**Work to complete:**
Reproduce the whole listing, character for character.

..........

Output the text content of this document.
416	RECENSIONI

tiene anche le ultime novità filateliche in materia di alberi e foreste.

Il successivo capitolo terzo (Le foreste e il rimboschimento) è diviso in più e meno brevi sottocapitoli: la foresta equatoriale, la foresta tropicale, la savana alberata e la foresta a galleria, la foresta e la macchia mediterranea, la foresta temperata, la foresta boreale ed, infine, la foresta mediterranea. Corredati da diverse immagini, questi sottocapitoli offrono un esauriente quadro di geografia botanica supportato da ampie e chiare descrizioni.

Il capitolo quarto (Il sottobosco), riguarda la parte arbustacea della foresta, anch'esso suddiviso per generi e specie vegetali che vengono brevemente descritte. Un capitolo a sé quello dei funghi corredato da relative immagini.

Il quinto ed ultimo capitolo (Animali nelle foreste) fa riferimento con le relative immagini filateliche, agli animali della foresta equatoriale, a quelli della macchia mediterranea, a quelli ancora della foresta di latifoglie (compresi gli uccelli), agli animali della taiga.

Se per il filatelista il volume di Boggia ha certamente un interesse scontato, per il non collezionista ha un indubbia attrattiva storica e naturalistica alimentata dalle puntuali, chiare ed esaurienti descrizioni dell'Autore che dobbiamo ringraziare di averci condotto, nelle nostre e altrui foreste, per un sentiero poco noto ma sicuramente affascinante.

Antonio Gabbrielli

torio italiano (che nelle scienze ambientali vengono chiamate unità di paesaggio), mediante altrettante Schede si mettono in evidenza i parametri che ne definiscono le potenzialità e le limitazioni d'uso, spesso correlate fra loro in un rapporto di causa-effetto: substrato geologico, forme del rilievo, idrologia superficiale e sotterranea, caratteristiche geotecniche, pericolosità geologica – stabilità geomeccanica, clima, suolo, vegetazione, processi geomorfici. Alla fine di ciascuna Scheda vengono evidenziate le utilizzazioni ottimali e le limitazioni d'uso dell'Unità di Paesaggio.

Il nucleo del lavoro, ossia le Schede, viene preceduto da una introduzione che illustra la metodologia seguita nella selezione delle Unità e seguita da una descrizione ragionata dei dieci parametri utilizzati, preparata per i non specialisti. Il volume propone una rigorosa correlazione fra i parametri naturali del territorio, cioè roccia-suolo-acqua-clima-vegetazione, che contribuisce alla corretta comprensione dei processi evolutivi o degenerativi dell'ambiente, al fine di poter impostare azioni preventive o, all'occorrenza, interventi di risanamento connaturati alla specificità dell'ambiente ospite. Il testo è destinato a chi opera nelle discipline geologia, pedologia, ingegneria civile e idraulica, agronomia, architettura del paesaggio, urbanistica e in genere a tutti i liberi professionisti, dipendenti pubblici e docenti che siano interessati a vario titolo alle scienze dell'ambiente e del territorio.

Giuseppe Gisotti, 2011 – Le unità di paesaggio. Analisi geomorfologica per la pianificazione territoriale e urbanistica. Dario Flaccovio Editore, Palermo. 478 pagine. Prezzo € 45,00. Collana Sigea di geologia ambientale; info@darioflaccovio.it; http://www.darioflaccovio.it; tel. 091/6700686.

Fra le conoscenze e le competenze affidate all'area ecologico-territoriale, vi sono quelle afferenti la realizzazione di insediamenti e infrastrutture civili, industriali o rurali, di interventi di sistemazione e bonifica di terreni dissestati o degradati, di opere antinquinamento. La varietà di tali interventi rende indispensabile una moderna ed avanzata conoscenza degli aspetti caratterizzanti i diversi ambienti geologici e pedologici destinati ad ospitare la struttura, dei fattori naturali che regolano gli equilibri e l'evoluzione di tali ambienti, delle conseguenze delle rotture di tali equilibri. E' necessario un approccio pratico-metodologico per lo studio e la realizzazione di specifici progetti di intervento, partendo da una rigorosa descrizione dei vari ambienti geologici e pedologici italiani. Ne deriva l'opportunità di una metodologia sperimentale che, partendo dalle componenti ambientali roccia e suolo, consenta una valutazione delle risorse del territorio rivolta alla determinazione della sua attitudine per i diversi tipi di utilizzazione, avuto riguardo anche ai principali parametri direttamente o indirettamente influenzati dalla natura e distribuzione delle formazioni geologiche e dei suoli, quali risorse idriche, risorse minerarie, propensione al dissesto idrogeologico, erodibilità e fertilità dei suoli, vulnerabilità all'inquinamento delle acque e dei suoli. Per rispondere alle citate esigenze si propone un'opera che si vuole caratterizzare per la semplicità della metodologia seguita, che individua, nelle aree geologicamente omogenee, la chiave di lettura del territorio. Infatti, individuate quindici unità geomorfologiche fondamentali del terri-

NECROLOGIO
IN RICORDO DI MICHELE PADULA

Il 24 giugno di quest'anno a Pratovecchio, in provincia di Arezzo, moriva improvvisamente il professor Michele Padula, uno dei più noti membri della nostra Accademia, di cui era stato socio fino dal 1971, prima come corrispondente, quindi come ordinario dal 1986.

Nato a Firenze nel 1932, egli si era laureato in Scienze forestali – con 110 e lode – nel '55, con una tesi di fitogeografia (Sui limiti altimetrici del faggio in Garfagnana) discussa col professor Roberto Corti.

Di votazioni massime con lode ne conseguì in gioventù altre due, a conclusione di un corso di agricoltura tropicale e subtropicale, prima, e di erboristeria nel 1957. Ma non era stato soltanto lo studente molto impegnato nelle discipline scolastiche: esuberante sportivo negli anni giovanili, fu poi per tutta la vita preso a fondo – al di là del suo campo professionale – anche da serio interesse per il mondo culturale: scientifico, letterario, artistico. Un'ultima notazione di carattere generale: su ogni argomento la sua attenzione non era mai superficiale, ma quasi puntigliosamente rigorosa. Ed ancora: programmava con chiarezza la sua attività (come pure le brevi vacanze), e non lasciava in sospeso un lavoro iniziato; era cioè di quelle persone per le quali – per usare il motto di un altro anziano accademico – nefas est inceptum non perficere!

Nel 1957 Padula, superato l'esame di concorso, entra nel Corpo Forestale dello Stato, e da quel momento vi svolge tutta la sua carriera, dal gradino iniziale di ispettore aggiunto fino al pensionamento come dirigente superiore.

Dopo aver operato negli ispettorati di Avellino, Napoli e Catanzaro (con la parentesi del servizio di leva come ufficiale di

..........

**Written response:**
Output the text content of this document.
416	RECENSIONI

tiene anche le ultime novità filateliche in materia di alberi e foreste.

Il successivo capitolo terzo (Le foreste e il rimboschimento) è diviso in più e meno brevi sottocapitoli: la foresta equatoriale, la foresta tropicale, la savana alberata e la foresta a galleria, la foresta e la macchia mediterranea, la foresta temperata, la foresta boreale ed, infine, la foresta mediterranea. Corredati da diverse immagini, questi sottocapitoli offrono un esauriente quadro di geografia botanica supportato da ampie e chiare descrizioni.

Il capitolo quarto (Il sottobosco), riguarda la parte arbustacea della foresta, anch'esso suddiviso per generi e specie vegetali che vengono brevemente descritte. Un capitolo a sé quello dei funghi corredato da relative immagini.

Il quinto ed ultimo capitolo (Animali nelle foreste) fa riferimento con le relative immagini filateliche, agli animali della foresta equatoriale, a quelli della macchia mediterranea, a quelli ancora della foresta di latifoglie (compresi gli uccelli), agli animali della taiga.

Se per il filatelista il volume di Boggia ha certamente un interesse scontato, per il non collezionista ha un indubbia attrattiva storica e naturalistica alimentata dalle puntuali, chiare ed esaurienti descrizioni dell'Autore che dobbiamo ringraziare di averci condotto, nelle nostre e altrui foreste, per un sentiero poco noto ma sicuramente affascinante.

Antonio Gabbrielli

torio italiano (che nelle scienze ambientali vengono chiamate unità di paesaggio), mediante altrettante Schede si mettono in evidenza i parametri che ne definiscono le potenzialità e le limitazioni d'uso, spesso correlate fra loro in un rapporto di causa-effetto: substrato geologico, forme del rilievo, idrologia superficiale e sotterranea, caratteristiche geotecniche, pericolosità geologica – stabilità geomeccanica, clima, suolo, vegetazione, processi geomorfici. Alla fine di ciascuna Scheda vengono evidenziate le utilizzazioni ottimali e le limitazioni d'uso dell'Unità di Paesaggio.

Il nucleo del lavoro, ossia le Schede, viene preceduto da una introduzione che illustra la metodologia seguita nella selezione delle Unità e seguita da una descrizione ragionata dei dieci parametri utilizzati, preparata per i non specialisti. Il volume propone una rigorosa correlazione fra i parametri naturali del territorio, cioè roccia-suolo-acqua-clima-vegetazione, che contribuisce alla corretta comprensione dei processi evolutivi o degenerativi dell'ambiente, al fine di poter impostare azioni preventive o, all'occorrenza, interventi di risanamento connaturati alla specificità dell'ambiente ospite. Il testo è destinato a chi opera nelle discipline geologia, pedologia, ingegneria civile e idraulica, agronomia, architettura del paesaggio, urbanistica e in genere a tutti i liberi professionisti, dipendenti pubblici e docenti che siano interessati a vario titolo alle scienze dell'ambiente e del territorio.

Giuseppe Gisotti, 2011 – Le unità di paesaggio. Analisi geomorfologica per la pianificazione territoriale e urbanistica. Dario Flaccovio Editore, Palermo. 478 pagine. Prezzo € 45,00. Collana Sigea di geologia ambientale; info@darioflaccovio.it; http://www.darioflaccovio.it; tel. 091/6700686.

Fra le conoscenze e le competenze affidate all'area ecologico-territoriale, vi sono quelle afferenti la realizzazione di insediamenti e infrastrutture civili, industriali o rurali, di interventi di sistemazione e bonifica di terreni dissestati o degradati, di opere antinquinamento. La varietà di tali interventi rende indispensabile una moderna ed avanzata conoscenza degli aspetti caratterizzanti i diversi ambienti geologici e pedologici destinati ad ospitare la struttura, dei fattori naturali che regolano gli equilibri e l'evoluzione di tali ambienti, delle conseguenze delle rotture di tali equilibri. E' necessario un approccio pratico-metodologico per lo studio e la realizzazione di specifici progetti di intervento, partendo da una rigorosa descrizione dei vari ambienti geologici e pedologici italiani. Ne deriva l'opportunità di una metodologia sperimentale che, partendo dalle componenti ambientali roccia e suolo, consenta una valutazione delle risorse del territorio rivolta alla determinazione della sua attitudine per i diversi tipi di utilizzazione, avuto riguardo anche ai principali parametri direttamente o indirettamente influenzati dalla natura e distribuzione delle formazioni geologiche e dei suoli, quali risorse idriche, risorse minerarie, propensione al dissesto idrogeologico, erodibilità e fertilità dei suoli, vulnerabilità all'inquinamento delle acque e dei suoli. Per rispondere alle citate esigenze si propone un'opera che si vuole caratterizzare per la semplicità della metodologia seguita, che individua, nelle aree geologicamente omogenee, la chiave di lettura del territorio. Infatti, individuate quindici unità geomorfologiche fondamentali del terri-

NECROLOGIO
IN RICORDO DI MICHELE PADULA

Il 24 giugno di quest'anno a Pratovecchio, in provincia di Arezzo, moriva improvvisamente il professor Michele Padula, uno dei più noti membri della nostra Accademia, di cui era stato socio fino dal 1971, prima come corrispondente, quindi come ordinario dal 1986.

Nato a Firenze nel 1932, egli si era laureato in Scienze forestali – con 110 e lode – nel '55, con una tesi di fitogeografia (Sui limiti altimetrici del faggio in Garfagnana) discussa col professor Roberto Corti.

Di votazioni massime con lode ne conseguì in gioventù altre due, a conclusione di un corso di agricoltura tropicale e subtropicale, prima, e di erboristeria nel 1957. Ma non era stato soltanto lo studente molto impegnato nelle discipline scolastiche: esuberante sportivo negli anni giovanili, fu poi per tutta la vita preso a fondo – al di là del suo campo professionale – anche da serio interesse per il mondo culturale: scientifico, letterario, artistico. Un'ultima notazione di carattere generale: su ogni argomento la sua attenzione non era mai superficiale, ma quasi puntigliosamente rigorosa. Ed ancora: programmava con chiarezza la sua attività (come pure le brevi vacanze), e non lasciava in sospeso un lavoro iniziato; era cioè di quelle persone per le quali – per usare il motto di un altro anziano accademico – nefas est inceptum non perficere!

Nel 1957 Padula, superato l'esame di concorso, entra nel Corpo Forestale dello Stato, e da quel momento vi svolge tutta la sua carriera, dal gradino iniziale di ispettore aggiunto fino al pensionamento come dirigente superiore.

Dopo aver operato negli ispettorati di Avellino, Napoli e Catanzaro (con la parentesi del servizio di leva come ufficiale di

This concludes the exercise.